In the data below, find each line containing the string "text" and return it.

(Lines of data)
....................

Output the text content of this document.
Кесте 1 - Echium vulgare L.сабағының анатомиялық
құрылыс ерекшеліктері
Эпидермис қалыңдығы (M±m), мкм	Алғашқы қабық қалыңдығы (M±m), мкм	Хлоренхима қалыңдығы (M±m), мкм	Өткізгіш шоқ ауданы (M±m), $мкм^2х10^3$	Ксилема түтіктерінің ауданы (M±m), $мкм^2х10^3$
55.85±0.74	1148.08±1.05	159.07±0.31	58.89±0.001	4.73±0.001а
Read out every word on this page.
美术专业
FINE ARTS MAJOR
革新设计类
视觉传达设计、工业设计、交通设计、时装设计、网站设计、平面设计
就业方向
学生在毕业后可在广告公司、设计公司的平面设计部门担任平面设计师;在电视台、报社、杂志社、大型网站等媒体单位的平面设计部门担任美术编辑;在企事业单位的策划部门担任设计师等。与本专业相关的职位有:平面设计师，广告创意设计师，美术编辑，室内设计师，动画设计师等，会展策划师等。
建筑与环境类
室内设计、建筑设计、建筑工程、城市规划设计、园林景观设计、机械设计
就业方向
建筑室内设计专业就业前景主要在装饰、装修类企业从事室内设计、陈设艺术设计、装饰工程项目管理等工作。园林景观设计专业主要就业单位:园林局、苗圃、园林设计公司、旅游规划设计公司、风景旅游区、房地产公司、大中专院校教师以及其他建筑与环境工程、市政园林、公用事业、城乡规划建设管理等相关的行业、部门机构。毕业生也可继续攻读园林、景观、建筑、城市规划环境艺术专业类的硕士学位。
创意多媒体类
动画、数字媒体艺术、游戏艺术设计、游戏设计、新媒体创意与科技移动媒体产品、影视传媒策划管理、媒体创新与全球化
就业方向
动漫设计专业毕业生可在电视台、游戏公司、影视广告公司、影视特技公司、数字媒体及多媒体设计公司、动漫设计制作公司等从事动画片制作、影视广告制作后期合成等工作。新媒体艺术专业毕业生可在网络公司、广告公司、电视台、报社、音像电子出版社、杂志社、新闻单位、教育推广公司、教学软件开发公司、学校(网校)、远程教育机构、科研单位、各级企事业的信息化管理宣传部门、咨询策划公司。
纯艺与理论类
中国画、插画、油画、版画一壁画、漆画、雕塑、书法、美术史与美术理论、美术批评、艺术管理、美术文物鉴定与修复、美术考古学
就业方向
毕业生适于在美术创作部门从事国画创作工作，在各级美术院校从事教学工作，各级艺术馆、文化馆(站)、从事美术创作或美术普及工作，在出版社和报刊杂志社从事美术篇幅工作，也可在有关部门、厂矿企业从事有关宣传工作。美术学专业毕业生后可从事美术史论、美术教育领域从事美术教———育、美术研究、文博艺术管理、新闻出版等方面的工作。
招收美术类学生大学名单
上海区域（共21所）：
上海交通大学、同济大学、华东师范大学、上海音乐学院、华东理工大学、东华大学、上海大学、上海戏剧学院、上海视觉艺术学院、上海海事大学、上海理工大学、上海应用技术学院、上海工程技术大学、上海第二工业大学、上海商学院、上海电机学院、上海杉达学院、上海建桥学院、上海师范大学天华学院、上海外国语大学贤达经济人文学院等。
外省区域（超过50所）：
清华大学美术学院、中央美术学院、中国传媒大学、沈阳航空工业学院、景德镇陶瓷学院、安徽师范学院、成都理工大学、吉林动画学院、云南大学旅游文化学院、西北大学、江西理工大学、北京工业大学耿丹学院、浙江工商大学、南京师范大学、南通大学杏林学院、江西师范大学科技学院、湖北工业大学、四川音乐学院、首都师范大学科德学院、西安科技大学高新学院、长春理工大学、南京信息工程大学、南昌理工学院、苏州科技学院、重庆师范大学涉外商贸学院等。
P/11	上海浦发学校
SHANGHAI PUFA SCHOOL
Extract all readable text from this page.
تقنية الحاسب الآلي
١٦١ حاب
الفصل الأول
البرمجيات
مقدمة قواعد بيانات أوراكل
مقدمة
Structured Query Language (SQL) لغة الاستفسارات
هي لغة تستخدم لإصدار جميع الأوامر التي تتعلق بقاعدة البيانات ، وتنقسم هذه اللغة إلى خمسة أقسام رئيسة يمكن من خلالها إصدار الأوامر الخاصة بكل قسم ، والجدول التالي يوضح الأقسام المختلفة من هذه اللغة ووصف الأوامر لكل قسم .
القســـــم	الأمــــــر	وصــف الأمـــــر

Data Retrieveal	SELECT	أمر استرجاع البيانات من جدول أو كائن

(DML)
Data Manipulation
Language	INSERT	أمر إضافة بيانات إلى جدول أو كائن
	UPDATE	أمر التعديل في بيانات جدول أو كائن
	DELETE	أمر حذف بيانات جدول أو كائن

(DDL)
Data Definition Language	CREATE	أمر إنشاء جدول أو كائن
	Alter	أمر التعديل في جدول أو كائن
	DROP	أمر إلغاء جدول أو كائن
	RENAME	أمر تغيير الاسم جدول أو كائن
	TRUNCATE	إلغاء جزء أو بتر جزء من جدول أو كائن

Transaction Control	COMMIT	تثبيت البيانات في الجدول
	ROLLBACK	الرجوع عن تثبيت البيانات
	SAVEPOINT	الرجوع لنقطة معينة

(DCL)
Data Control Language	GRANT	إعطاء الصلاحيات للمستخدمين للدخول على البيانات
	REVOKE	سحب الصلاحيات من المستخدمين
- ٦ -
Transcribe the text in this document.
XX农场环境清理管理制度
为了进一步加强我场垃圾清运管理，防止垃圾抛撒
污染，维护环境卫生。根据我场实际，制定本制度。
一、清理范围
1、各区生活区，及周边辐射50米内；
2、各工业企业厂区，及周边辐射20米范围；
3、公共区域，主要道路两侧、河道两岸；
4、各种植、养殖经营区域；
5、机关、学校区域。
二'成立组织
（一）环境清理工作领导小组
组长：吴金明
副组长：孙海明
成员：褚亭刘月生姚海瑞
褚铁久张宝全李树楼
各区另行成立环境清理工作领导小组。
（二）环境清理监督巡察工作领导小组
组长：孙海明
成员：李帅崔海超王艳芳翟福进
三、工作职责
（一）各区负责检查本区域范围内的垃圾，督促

....................

Right answer —
Output the text content of this document.
Extract all readable text from this page.
Transcribe the text in this document.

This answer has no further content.